# start of Raw data

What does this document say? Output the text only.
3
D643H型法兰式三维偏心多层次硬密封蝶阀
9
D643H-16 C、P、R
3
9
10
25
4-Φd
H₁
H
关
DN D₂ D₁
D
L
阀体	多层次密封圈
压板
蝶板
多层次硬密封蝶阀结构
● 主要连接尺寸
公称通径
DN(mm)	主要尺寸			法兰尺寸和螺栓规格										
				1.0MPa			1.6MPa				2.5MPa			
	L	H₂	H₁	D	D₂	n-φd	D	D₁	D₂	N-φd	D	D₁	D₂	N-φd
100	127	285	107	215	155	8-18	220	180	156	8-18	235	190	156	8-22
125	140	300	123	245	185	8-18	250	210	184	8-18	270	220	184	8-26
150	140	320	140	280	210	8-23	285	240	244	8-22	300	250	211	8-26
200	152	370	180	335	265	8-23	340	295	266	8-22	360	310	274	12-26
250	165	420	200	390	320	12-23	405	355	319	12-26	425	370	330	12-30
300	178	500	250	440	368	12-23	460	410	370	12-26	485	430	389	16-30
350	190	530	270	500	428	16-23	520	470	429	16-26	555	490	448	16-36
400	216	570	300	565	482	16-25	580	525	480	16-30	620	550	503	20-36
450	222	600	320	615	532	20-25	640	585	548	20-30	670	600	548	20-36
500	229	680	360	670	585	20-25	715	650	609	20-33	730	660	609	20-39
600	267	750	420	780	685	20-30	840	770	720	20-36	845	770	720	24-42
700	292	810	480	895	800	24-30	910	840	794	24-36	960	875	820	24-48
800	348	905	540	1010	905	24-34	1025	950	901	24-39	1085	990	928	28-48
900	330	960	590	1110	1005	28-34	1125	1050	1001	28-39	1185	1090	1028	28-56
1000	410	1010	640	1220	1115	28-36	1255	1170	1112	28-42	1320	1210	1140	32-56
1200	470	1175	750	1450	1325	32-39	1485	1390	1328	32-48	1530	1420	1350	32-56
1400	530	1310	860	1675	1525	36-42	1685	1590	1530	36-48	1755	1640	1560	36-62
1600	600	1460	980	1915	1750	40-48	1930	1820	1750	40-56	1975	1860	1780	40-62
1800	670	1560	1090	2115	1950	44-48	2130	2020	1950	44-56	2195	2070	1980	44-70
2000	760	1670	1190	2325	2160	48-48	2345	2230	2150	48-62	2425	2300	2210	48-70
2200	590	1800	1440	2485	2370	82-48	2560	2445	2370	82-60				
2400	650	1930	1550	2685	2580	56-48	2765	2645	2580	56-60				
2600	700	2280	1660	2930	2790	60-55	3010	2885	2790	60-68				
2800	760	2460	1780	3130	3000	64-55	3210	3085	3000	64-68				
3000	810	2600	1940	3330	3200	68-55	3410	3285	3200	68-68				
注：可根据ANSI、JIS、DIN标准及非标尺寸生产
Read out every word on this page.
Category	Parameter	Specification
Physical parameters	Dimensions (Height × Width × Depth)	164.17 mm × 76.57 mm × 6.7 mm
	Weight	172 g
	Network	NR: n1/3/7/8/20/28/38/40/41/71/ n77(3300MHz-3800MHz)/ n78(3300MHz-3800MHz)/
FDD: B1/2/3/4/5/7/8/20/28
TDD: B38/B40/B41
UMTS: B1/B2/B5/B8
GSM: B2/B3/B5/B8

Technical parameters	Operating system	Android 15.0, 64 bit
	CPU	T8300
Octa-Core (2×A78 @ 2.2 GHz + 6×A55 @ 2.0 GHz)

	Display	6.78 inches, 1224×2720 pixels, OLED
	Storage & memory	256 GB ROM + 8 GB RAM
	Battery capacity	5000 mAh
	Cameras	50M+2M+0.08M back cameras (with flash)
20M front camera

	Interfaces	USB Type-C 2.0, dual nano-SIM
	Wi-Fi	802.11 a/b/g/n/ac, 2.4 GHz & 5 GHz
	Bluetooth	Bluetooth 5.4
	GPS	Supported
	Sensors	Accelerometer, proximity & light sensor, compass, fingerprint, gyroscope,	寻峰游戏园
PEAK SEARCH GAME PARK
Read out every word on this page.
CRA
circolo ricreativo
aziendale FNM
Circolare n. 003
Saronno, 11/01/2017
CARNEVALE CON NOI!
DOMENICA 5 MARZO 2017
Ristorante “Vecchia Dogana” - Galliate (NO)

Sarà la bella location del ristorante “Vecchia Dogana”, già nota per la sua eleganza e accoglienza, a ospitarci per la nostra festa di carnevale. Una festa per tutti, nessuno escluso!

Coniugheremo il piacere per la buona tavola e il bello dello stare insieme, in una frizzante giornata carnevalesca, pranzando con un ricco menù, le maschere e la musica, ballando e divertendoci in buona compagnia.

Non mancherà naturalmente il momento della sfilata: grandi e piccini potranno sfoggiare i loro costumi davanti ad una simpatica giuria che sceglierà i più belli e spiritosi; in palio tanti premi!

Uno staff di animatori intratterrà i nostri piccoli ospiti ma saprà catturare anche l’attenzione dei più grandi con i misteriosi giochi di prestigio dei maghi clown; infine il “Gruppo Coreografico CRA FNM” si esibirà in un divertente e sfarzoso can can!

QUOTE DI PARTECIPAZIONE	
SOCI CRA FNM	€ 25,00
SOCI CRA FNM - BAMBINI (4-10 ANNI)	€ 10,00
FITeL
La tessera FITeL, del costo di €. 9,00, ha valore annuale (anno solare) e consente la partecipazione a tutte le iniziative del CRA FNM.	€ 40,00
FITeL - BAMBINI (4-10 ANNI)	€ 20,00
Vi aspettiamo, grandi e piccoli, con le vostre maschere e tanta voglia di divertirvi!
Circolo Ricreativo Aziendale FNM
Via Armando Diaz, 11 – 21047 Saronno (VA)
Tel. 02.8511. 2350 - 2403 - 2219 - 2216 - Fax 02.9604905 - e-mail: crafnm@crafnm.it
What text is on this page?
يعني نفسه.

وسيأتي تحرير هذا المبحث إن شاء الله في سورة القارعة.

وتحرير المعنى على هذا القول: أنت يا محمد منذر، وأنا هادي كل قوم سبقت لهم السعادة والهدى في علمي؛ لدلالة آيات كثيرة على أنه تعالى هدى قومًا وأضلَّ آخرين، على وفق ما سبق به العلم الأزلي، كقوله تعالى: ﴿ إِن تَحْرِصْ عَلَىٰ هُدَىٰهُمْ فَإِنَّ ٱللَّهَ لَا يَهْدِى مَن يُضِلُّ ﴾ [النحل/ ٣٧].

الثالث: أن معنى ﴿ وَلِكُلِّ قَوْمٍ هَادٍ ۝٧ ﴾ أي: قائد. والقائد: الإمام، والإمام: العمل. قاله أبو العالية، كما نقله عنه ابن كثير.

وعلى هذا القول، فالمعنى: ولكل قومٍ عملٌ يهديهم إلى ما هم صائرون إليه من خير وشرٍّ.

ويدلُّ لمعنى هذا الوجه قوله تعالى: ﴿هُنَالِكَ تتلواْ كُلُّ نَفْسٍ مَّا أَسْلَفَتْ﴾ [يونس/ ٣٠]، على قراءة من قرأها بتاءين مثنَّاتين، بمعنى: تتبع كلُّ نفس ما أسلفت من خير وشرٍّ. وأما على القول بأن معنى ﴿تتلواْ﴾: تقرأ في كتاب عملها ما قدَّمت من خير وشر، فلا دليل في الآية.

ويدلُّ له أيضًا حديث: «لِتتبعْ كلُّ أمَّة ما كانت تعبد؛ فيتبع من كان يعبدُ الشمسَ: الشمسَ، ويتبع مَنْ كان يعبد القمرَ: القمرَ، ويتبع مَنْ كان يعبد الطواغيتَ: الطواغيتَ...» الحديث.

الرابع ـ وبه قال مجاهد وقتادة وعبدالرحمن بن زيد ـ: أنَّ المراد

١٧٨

# end of Raw data

- [Aim of the exercise] Copy the material above verbatim.

- [Response to this task]
What does this document say? Output the text only.
3
D643H型法兰式三维偏心多层次硬密封蝶阀
9
D643H-16 C、P、R
3
9
10
25
4-Φd
H₁
H
关
DN D₂ D₁
D
L
阀体	多层次密封圈
压板
蝶板
多层次硬密封蝶阀结构
● 主要连接尺寸
公称通径
DN(mm)	主要尺寸			法兰尺寸和螺栓规格										
				1.0MPa			1.6MPa				2.5MPa			
	L	H₂	H₁	D	D₂	n-φd	D	D₁	D₂	N-φd	D	D₁	D₂	N-φd
100	127	285	107	215	155	8-18	220	180	156	8-18	235	190	156	8-22
125	140	300	123	245	185	8-18	250	210	184	8-18	270	220	184	8-26
150	140	320	140	280	210	8-23	285	240	244	8-22	300	250	211	8-26
200	152	370	180	335	265	8-23	340	295	266	8-22	360	310	274	12-26
250	165	420	200	390	320	12-23	405	355	319	12-26	425	370	330	12-30
300	178	500	250	440	368	12-23	460	410	370	12-26	485	430	389	16-30
350	190	530	270	500	428	16-23	520	470	429	16-26	555	490	448	16-36
400	216	570	300	565	482	16-25	580	525	480	16-30	620	550	503	20-36
450	222	600	320	615	532	20-25	640	585	548	20-30	670	600	548	20-36
500	229	680	360	670	585	20-25	715	650	609	20-33	730	660	609	20-39
600	267	750	420	780	685	20-30	840	770	720	20-36	845	770	720	24-42
700	292	810	480	895	800	24-30	910	840	794	24-36	960	875	820	24-48
800	348	905	540	1010	905	24-34	1025	950	901	24-39	1085	990	928	28-48
900	330	960	590	1110	1005	28-34	1125	1050	1001	28-39	1185	1090	1028	28-56
1000	410	1010	640	1220	1115	28-36	1255	1170	1112	28-42	1320	1210	1140	32-56
1200	470	1175	750	1450	1325	32-39	1485	1390	1328	32-48	1530	1420	1350	32-56
1400	530	1310	860	1675	1525	36-42	1685	1590	1530	36-48	1755	1640	1560	36-62
1600	600	1460	980	1915	1750	40-48	1930	1820	1750	40-56	1975	1860	1780	40-62
1800	670	1560	1090	2115	1950	44-48	2130	2020	1950	44-56	2195	2070	1980	44-70
2000	760	1670	1190	2325	2160	48-48	2345	2230	2150	48-62	2425	2300	2210	48-70
2200	590	1800	1440	2485	2370	82-48	2560	2445	2370	82-60				
2400	650	1930	1550	2685	2580	56-48	2765	2645	2580	56-60				
2600	700	2280	1660	2930	2790	60-55	3010	2885	2790	60-68				
2800	760	2460	1780	3130	3000	64-55	3210	3085	3000	64-68				
3000	810	2600	1940	3330	3200	68-55	3410	3285	3200	68-68				
注：可根据ANSI、JIS、DIN标准及非标尺寸生产
Read out every word on this page.
Category	Parameter	Specification
Physical parameters	Dimensions (Height × Width × Depth)	164.17 mm × 76.57 mm × 6.7 mm
	Weight	172 g
	Network	NR: n1/3/7/8/20/28/38/40/41/71/ n77(3300MHz-3800MHz)/ n78(3300MHz-3800MHz)/
FDD: B1/2/3/4/5/7/8/20/28
TDD: B38/B40/B41
UMTS: B1/B2/B5/B8
GSM: B2/B3/B5/B8

Technical parameters	Operating system	Android 15.0, 64 bit
	CPU	T8300
Octa-Core (2×A78 @ 2.2 GHz + 6×A55 @ 2.0 GHz)

	Display	6.78 inches, 1224×2720 pixels, OLED
	Storage & memory	256 GB ROM + 8 GB RAM
	Battery capacity	5000 mAh
	Cameras	50M+2M+0.08M back cameras (with flash)
20M front camera

	Interfaces	USB Type-C 2.0, dual nano-SIM
	Wi-Fi	802.11 a/b/g/n/ac, 2.4 GHz & 5 GHz
	Bluetooth	Bluetooth 5.4
	GPS	Supported
	Sensors	Accelerometer, proximity & light sensor, compass, fingerprint, gyroscope,	寻峰游戏园
PEAK SEARCH GAME PARK
Read out every word on this page.
CRA
circolo ricreativo
aziendale FNM
Circolare n. 003
Saronno, 11/01/2017
CARNEVALE CON NOI!
DOMENICA 5 MARZO 2017
Ristorante “Vecchia Dogana” - Galliate (NO)

Sarà la bella location del ristorante “Vecchia Dogana”, già nota per la sua eleganza e accoglienza, a ospitarci per la nostra festa di carnevale. Una festa per tutti, nessuno escluso!

Coniugheremo il piacere per la buona tavola e il bello dello stare insieme, in una frizzante giornata carnevalesca, pranzando con un ricco menù, le maschere e la musica, ballando e divertendoci in buona compagnia.

Non mancherà naturalmente il momento della sfilata: grandi e piccini potranno sfoggiare i loro costumi davanti ad una simpatica giuria che sceglierà i più belli e spiritosi; in palio tanti premi!

Uno staff di animatori intratterrà i nostri piccoli ospiti ma saprà catturare anche l’attenzione dei più grandi con i misteriosi giochi di prestigio dei maghi clown; infine il “Gruppo Coreografico CRA FNM” si esibirà in un divertente e sfarzoso can can!

QUOTE DI PARTECIPAZIONE	
SOCI CRA FNM	€ 25,00
SOCI CRA FNM - BAMBINI (4-10 ANNI)	€ 10,00
FITeL
La tessera FITeL, del costo di €. 9,00, ha valore annuale (anno solare) e consente la partecipazione a tutte le iniziative del CRA FNM.	€ 40,00
FITeL - BAMBINI (4-10 ANNI)	€ 20,00
Vi aspettiamo, grandi e piccoli, con le vostre maschere e tanta voglia di divertirvi!
Circolo Ricreativo Aziendale FNM
Via Armando Diaz, 11 – 21047 Saronno (VA)
Tel. 02.8511. 2350 - 2403 - 2219 - 2216 - Fax 02.9604905 - e-mail: crafnm@crafnm.it
What text is on this page?
يعني نفسه.

وسيأتي تحرير هذا المبحث إن شاء الله في سورة القارعة.

وتحرير المعنى على هذا القول: أنت يا محمد منذر، وأنا هادي كل قوم سبقت لهم السعادة والهدى في علمي؛ لدلالة آيات كثيرة على أنه تعالى هدى قومًا وأضلَّ آخرين، على وفق ما سبق به العلم الأزلي، كقوله تعالى: ﴿ إِن تَحْرِصْ عَلَىٰ هُدَىٰهُمْ فَإِنَّ ٱللَّهَ لَا يَهْدِى مَن يُضِلُّ ﴾ [النحل/ ٣٧].

الثالث: أن معنى ﴿ وَلِكُلِّ قَوْمٍ هَادٍ ۝٧ ﴾ أي: قائد. والقائد: الإمام، والإمام: العمل. قاله أبو العالية، كما نقله عنه ابن كثير.

وعلى هذا القول، فالمعنى: ولكل قومٍ عملٌ يهديهم إلى ما هم صائرون إليه من خير وشرٍّ.

ويدلُّ لمعنى هذا الوجه قوله تعالى: ﴿هُنَالِكَ تتلواْ كُلُّ نَفْسٍ مَّا أَسْلَفَتْ﴾ [يونس/ ٣٠]، على قراءة من قرأها بتاءين مثنَّاتين، بمعنى: تتبع كلُّ نفس ما أسلفت من خير وشرٍّ. وأما على القول بأن معنى ﴿تتلواْ﴾: تقرأ في كتاب عملها ما قدَّمت من خير وشر، فلا دليل في الآية.

ويدلُّ له أيضًا حديث: «لِتتبعْ كلُّ أمَّة ما كانت تعبد؛ فيتبع من كان يعبدُ الشمسَ: الشمسَ، ويتبع مَنْ كان يعبد القمرَ: القمرَ، ويتبع مَنْ كان يعبد الطواغيتَ: الطواغيتَ...» الحديث.

الرابع ـ وبه قال مجاهد وقتادة وعبدالرحمن بن زيد ـ: أنَّ المراد

١٧٨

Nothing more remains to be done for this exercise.